-- WRITTEN PROBLEM --
Copy each record exactly as it reads, leaving out any pictures it holds.

-- INPUT DATA --
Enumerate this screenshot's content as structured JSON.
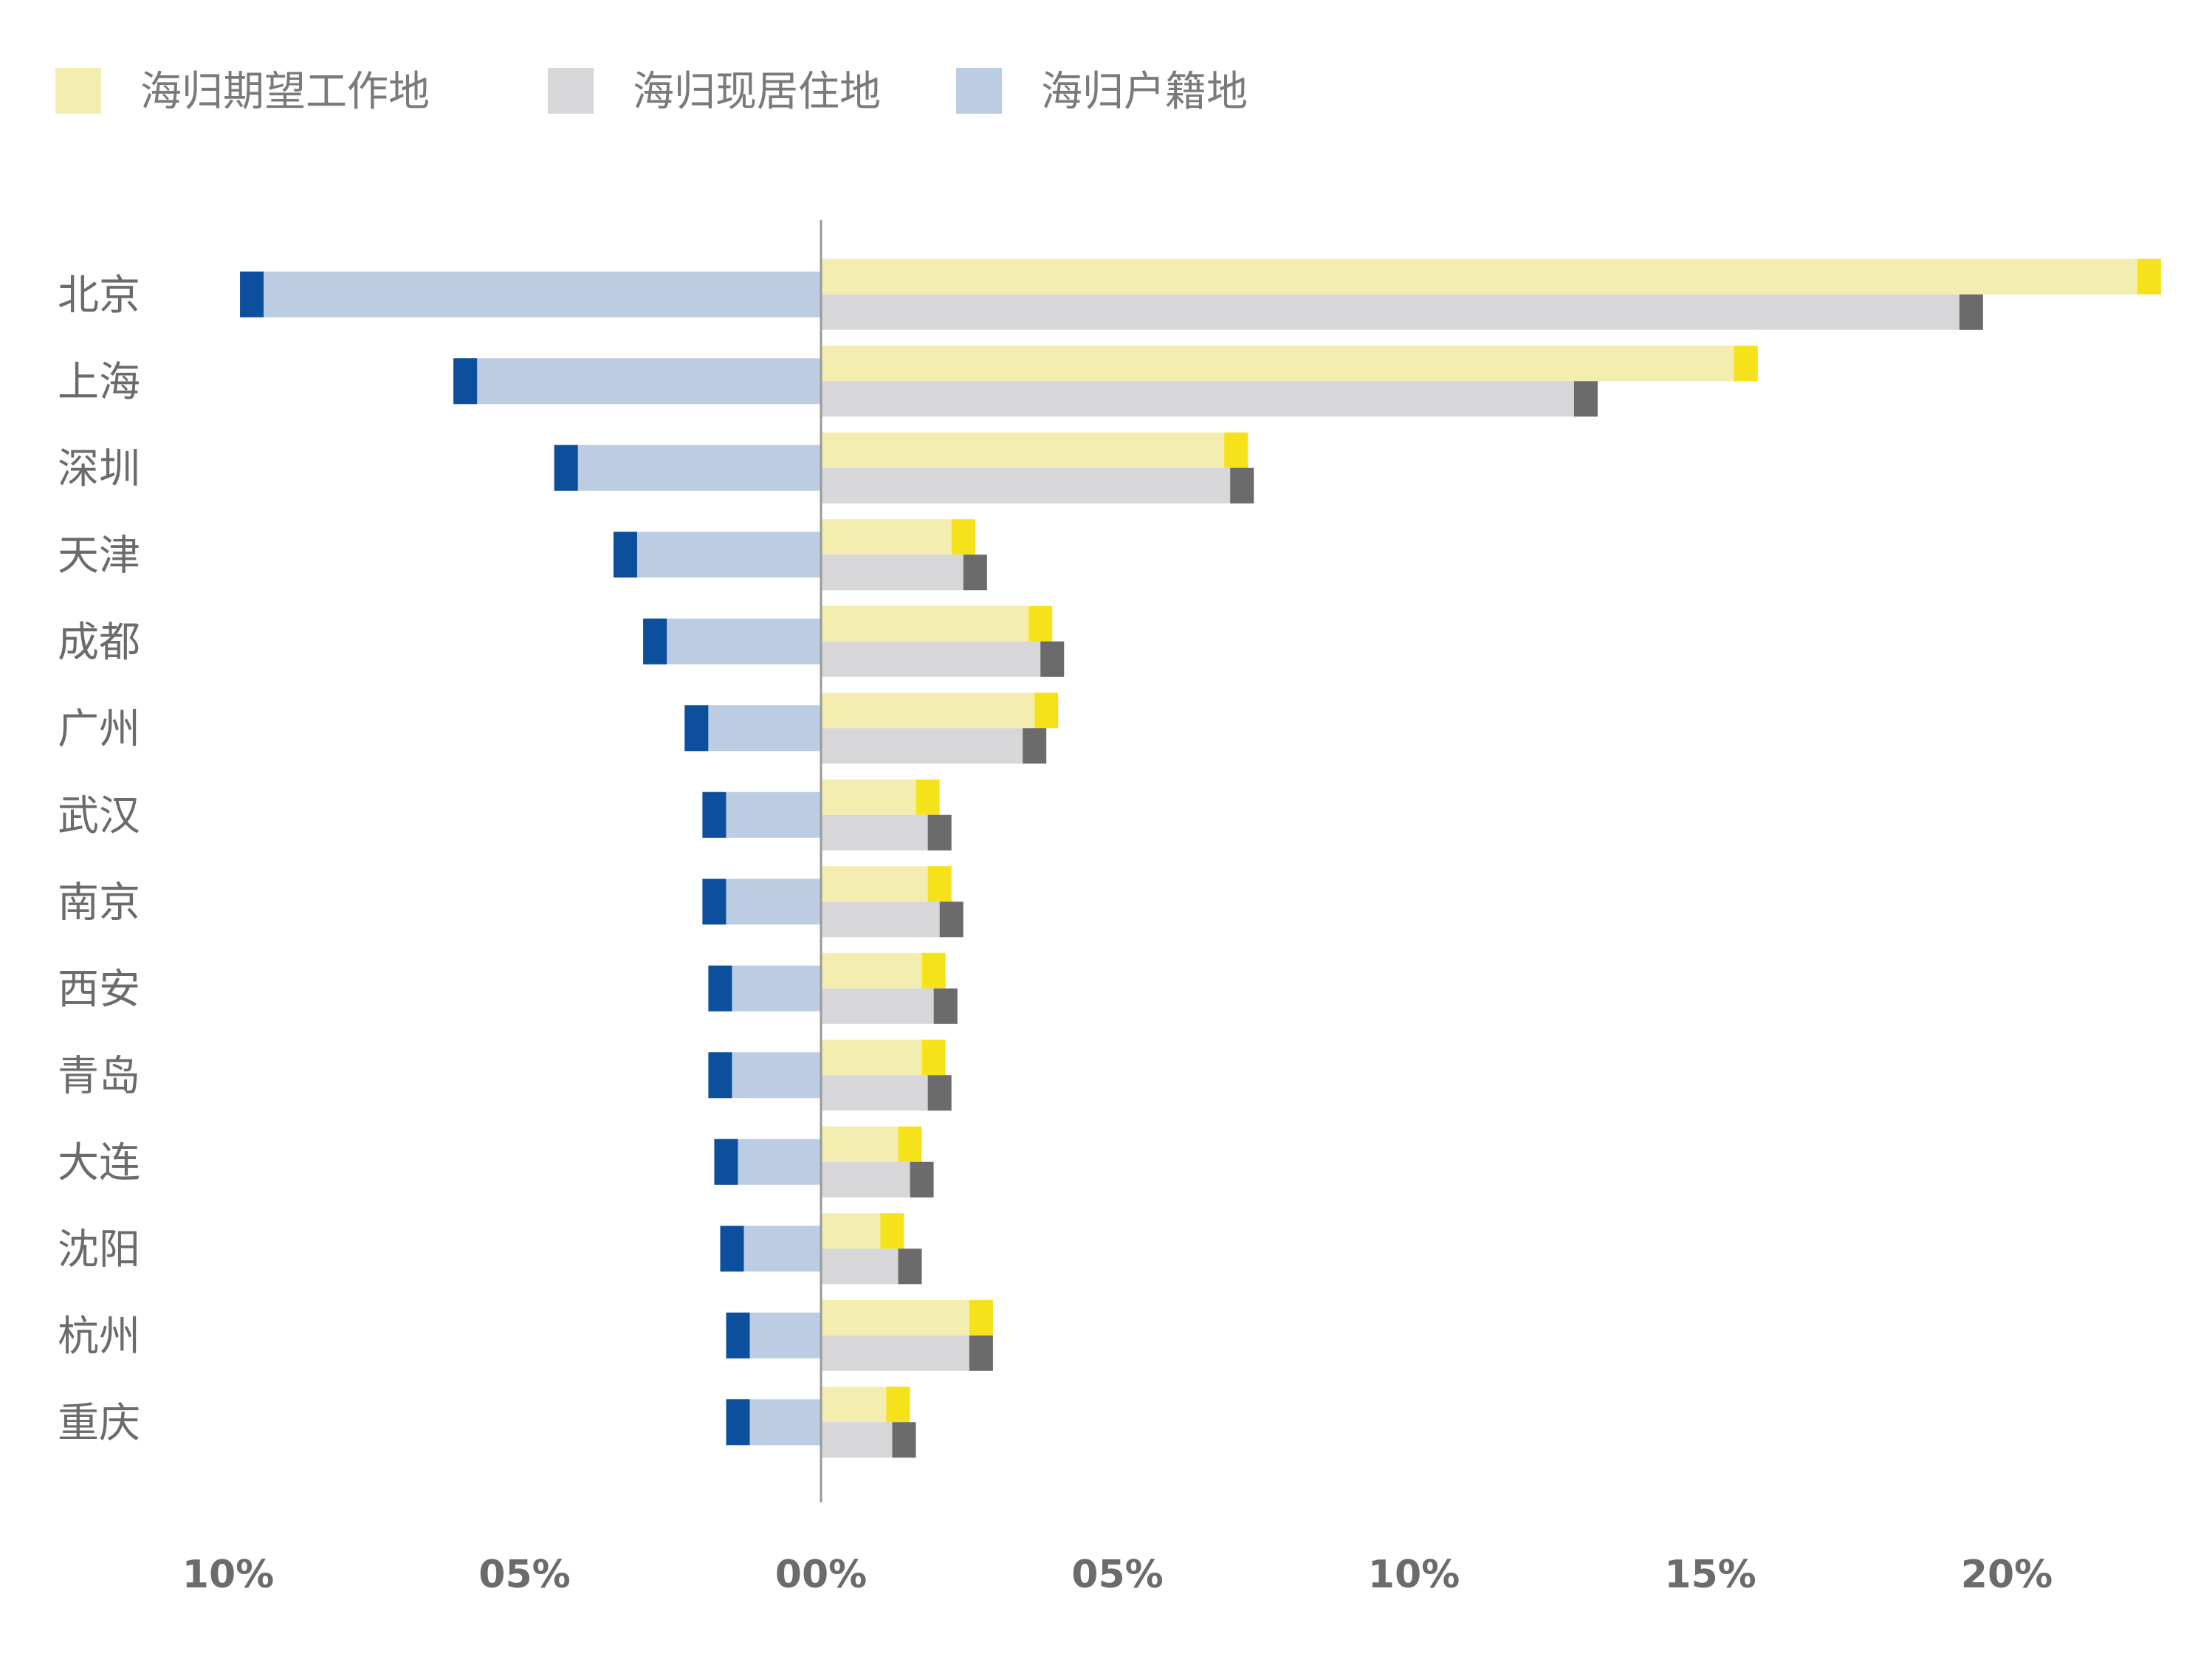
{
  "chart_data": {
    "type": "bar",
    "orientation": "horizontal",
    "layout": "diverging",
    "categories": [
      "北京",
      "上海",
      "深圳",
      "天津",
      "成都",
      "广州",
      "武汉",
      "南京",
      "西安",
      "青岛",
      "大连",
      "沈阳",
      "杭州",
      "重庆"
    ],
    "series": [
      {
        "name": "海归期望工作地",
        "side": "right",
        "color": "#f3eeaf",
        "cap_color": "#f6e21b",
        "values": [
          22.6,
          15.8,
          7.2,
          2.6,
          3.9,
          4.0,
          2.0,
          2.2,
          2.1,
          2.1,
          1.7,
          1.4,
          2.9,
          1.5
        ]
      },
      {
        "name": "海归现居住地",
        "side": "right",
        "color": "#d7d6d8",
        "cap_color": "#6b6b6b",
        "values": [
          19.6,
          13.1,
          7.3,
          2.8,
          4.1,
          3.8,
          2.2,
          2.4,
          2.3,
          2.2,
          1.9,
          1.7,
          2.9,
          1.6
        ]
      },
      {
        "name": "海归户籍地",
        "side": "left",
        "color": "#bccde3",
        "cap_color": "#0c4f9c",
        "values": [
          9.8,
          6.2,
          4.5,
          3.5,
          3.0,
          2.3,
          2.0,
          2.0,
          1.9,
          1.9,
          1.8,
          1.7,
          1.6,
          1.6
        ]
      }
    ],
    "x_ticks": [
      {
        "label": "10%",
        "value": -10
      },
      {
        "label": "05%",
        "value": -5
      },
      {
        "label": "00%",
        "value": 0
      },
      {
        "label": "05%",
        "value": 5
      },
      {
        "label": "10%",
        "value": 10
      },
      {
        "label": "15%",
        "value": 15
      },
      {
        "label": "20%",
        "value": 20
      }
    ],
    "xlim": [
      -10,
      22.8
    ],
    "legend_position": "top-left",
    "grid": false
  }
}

-- COMPLETED TASK --
Enumerate this screenshot's content as structured JSON.
{
  "chart_data": {
    "type": "bar",
    "orientation": "horizontal",
    "layout": "diverging",
    "categories": [
      "北京",
      "上海",
      "深圳",
      "天津",
      "成都",
      "广州",
      "武汉",
      "南京",
      "西安",
      "青岛",
      "大连",
      "沈阳",
      "杭州",
      "重庆"
    ],
    "series": [
      {
        "name": "海归期望工作地",
        "side": "right",
        "color": "#f3eeaf",
        "cap_color": "#f6e21b",
        "values": [
          22.6,
          15.8,
          7.2,
          2.6,
          3.9,
          4.0,
          2.0,
          2.2,
          2.1,
          2.1,
          1.7,
          1.4,
          2.9,
          1.5
        ]
      },
      {
        "name": "海归现居住地",
        "side": "right",
        "color": "#d7d6d8",
        "cap_color": "#6b6b6b",
        "values": [
          19.6,
          13.1,
          7.3,
          2.8,
          4.1,
          3.8,
          2.2,
          2.4,
          2.3,
          2.2,
          1.9,
          1.7,
          2.9,
          1.6
        ]
      },
      {
        "name": "海归户籍地",
        "side": "left",
        "color": "#bccde3",
        "cap_color": "#0c4f9c",
        "values": [
          9.8,
          6.2,
          4.5,
          3.5,
          3.0,
          2.3,
          2.0,
          2.0,
          1.9,
          1.9,
          1.8,
          1.7,
          1.6,
          1.6
        ]
      }
    ],
    "x_ticks": [
      {
        "label": "10%",
        "value": -10
      },
      {
        "label": "05%",
        "value": -5
      },
      {
        "label": "00%",
        "value": 0
      },
      {
        "label": "05%",
        "value": 5
      },
      {
        "label": "10%",
        "value": 10
      },
      {
        "label": "15%",
        "value": 15
      },
      {
        "label": "20%",
        "value": 20
      }
    ],
    "xlim": [
      -10,
      22.8
    ],
    "legend_position": "top-left",
    "grid": false
  }
}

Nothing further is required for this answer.